§ **GOAL**
Extract all lines that hold "text" from the records below.

§ **DATA**
+ + + + +

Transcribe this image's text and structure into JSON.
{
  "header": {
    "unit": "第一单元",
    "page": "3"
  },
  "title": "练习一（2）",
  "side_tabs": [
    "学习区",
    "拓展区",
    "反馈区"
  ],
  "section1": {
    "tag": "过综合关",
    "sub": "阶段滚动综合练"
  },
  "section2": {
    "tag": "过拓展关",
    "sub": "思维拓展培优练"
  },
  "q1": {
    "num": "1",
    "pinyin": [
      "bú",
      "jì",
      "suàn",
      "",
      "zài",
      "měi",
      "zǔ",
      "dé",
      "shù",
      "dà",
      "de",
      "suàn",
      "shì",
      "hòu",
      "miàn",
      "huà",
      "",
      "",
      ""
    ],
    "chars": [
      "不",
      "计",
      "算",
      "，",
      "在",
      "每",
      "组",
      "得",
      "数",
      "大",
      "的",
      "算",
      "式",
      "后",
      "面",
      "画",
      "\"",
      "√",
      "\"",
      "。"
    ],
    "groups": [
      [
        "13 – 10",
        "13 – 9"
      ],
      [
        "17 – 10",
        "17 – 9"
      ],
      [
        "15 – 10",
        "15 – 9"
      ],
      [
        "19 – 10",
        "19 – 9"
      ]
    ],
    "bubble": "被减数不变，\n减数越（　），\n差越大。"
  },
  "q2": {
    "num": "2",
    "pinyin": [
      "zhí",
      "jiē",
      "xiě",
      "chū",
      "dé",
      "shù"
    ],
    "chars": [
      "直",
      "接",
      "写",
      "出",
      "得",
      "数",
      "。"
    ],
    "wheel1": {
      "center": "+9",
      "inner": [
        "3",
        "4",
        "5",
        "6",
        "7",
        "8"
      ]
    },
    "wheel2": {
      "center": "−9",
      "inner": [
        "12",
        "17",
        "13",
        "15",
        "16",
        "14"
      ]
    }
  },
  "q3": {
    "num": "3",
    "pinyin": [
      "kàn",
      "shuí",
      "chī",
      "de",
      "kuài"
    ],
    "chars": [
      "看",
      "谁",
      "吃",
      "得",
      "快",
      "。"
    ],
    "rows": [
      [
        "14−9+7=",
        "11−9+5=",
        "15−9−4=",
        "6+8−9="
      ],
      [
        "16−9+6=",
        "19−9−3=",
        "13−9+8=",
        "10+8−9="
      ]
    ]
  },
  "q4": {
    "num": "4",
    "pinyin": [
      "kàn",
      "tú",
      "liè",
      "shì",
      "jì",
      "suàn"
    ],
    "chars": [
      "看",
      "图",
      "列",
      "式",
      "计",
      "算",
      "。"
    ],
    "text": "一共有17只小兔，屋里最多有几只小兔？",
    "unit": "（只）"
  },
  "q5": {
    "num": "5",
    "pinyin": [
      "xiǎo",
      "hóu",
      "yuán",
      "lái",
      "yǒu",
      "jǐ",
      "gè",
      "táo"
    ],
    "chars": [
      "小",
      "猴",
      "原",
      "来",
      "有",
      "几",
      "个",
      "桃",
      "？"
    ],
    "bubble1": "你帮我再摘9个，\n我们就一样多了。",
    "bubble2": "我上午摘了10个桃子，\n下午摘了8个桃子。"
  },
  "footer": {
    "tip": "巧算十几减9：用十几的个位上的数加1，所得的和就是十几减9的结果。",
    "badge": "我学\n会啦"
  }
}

+ + + + +

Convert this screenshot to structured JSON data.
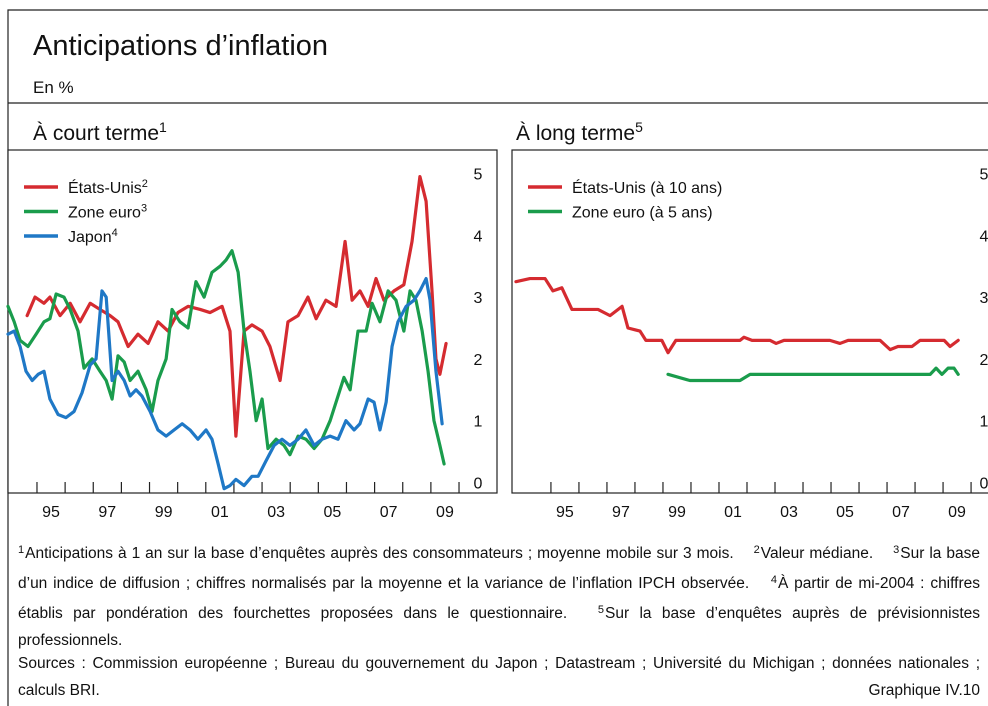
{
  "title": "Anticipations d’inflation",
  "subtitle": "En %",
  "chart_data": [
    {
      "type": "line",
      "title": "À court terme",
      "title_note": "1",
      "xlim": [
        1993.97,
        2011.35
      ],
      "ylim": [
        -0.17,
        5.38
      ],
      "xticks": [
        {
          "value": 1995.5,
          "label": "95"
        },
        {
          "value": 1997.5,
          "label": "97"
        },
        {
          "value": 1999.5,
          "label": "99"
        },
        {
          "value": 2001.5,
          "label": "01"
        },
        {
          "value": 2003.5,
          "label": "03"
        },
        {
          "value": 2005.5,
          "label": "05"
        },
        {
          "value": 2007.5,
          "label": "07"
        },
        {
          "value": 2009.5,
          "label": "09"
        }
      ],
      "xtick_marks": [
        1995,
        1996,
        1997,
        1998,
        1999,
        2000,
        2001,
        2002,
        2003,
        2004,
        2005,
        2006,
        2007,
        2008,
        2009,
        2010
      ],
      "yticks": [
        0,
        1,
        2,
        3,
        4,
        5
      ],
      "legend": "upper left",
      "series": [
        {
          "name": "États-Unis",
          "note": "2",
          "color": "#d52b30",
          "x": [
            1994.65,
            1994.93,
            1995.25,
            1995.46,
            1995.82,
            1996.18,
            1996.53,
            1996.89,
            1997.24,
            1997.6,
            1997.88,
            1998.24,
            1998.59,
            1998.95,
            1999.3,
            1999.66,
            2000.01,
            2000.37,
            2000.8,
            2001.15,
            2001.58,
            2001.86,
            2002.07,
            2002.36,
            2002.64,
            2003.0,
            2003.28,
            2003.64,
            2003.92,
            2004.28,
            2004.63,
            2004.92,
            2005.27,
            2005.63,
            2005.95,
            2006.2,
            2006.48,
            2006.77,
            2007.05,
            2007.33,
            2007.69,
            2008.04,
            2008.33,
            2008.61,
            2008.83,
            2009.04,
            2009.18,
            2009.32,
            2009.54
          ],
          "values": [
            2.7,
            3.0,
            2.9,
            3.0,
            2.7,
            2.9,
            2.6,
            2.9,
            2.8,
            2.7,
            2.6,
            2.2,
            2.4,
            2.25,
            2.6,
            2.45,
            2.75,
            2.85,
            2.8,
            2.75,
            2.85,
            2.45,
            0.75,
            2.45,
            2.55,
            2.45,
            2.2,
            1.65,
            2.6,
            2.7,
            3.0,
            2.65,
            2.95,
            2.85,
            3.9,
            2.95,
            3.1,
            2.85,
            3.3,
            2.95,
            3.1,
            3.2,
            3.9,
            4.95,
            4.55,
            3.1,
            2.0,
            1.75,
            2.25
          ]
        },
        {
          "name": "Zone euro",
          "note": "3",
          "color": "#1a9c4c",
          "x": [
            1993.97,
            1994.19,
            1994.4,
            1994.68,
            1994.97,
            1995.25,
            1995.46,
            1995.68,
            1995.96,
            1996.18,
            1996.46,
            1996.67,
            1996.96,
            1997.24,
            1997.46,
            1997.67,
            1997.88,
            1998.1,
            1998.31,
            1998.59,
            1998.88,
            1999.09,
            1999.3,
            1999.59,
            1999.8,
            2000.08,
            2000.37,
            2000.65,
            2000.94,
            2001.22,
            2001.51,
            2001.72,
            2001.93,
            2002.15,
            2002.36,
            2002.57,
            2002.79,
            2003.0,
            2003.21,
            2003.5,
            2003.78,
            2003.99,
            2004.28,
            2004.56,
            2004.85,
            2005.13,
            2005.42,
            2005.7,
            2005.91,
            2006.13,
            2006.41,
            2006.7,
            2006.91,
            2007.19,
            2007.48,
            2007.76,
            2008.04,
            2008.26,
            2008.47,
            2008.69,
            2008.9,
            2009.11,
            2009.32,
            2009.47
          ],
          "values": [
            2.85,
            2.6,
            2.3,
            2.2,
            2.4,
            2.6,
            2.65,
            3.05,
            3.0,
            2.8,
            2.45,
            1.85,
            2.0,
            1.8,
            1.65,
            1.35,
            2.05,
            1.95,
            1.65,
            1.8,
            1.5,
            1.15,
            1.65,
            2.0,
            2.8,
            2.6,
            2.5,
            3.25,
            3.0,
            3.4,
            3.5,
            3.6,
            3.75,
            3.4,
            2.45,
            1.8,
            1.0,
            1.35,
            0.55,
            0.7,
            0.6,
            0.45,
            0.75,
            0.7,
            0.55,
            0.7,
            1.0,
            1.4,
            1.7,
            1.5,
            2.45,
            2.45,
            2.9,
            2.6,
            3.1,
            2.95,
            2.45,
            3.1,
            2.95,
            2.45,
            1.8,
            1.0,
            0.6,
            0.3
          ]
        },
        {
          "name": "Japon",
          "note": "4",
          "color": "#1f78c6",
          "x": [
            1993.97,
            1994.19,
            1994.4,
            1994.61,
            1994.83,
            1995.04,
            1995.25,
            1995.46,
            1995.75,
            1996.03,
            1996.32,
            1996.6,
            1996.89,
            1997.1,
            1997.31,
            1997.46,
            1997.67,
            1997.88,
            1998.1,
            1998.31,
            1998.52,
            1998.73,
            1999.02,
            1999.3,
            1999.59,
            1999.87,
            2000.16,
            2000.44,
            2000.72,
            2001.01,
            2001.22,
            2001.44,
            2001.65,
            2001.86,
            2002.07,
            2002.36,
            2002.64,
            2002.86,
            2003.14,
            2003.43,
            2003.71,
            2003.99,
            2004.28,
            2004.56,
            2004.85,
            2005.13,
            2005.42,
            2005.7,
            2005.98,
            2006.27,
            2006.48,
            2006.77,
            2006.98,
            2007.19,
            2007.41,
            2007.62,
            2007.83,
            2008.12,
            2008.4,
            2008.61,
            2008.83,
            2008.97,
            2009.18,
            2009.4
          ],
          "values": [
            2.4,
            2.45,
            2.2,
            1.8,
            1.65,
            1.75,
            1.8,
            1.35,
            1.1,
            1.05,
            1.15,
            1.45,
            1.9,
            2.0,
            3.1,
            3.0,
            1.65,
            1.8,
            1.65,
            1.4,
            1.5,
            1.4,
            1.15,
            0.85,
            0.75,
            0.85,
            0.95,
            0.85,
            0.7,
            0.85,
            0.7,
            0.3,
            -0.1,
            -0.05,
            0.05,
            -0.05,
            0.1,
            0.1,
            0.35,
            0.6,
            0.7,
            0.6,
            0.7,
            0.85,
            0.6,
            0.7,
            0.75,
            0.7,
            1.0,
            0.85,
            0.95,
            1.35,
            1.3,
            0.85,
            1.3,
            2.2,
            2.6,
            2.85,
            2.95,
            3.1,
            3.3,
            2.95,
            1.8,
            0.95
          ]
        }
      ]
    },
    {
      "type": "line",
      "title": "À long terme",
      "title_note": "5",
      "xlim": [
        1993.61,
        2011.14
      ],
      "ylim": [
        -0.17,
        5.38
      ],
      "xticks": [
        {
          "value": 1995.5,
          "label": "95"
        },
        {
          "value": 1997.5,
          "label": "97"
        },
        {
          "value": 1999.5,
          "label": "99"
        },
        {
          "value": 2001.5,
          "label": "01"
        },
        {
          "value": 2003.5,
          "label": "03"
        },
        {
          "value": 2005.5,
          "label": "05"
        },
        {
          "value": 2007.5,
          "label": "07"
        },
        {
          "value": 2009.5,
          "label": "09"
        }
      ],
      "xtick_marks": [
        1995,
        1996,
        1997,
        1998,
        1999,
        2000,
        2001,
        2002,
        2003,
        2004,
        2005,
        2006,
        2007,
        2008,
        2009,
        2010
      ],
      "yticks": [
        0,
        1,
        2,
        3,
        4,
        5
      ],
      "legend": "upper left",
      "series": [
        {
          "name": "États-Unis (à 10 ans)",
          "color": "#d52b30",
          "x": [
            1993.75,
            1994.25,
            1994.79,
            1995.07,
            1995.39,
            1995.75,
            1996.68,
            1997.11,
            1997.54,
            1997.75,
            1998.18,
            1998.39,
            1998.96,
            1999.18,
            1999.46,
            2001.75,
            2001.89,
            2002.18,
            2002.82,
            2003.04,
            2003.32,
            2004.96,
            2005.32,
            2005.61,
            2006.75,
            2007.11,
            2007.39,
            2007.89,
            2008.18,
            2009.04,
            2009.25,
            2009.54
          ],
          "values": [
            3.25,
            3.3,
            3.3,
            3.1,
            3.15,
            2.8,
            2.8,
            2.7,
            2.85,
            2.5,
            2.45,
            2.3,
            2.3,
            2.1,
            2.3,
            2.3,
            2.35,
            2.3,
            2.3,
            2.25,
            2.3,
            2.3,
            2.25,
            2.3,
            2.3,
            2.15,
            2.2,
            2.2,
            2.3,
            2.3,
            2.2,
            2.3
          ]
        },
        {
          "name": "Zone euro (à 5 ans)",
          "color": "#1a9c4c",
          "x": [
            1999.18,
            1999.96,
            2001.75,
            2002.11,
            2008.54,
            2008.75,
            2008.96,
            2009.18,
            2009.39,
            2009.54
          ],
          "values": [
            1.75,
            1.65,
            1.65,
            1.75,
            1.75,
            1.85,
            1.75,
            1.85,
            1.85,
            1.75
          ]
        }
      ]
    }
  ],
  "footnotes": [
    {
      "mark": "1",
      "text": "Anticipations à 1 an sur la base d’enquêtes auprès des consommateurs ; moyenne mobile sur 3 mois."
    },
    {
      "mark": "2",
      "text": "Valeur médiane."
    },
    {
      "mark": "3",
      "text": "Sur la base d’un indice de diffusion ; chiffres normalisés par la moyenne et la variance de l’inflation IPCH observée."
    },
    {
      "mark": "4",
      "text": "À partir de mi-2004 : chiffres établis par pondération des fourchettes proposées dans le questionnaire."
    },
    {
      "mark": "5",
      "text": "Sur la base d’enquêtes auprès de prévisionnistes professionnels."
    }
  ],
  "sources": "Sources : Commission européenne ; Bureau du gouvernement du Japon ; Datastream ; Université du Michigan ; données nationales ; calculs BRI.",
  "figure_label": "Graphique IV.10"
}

+ + + + +

§ **TASK RESULT**
Transcribe this image's text and structure into JSON.
    "text": "一共有17只小兔，屋里最多有几只小兔？",
      "text": "Anticipations à 1 an sur la base d’enquêtes auprès des consommateurs ; moyenne mobile sur 3 mois."
      "text": "Valeur médiane."
      "text": "Sur la base d’un indice de diffusion ; chiffres normalisés par la moyenne et la variance de l’inflation IPCH observée."
      "text": "À partir de mi-2004 : chiffres établis par pondération des fourchettes proposées dans le questionnaire."
      "text": "Sur la base d’enquêtes auprès de prévisionnistes professionnels."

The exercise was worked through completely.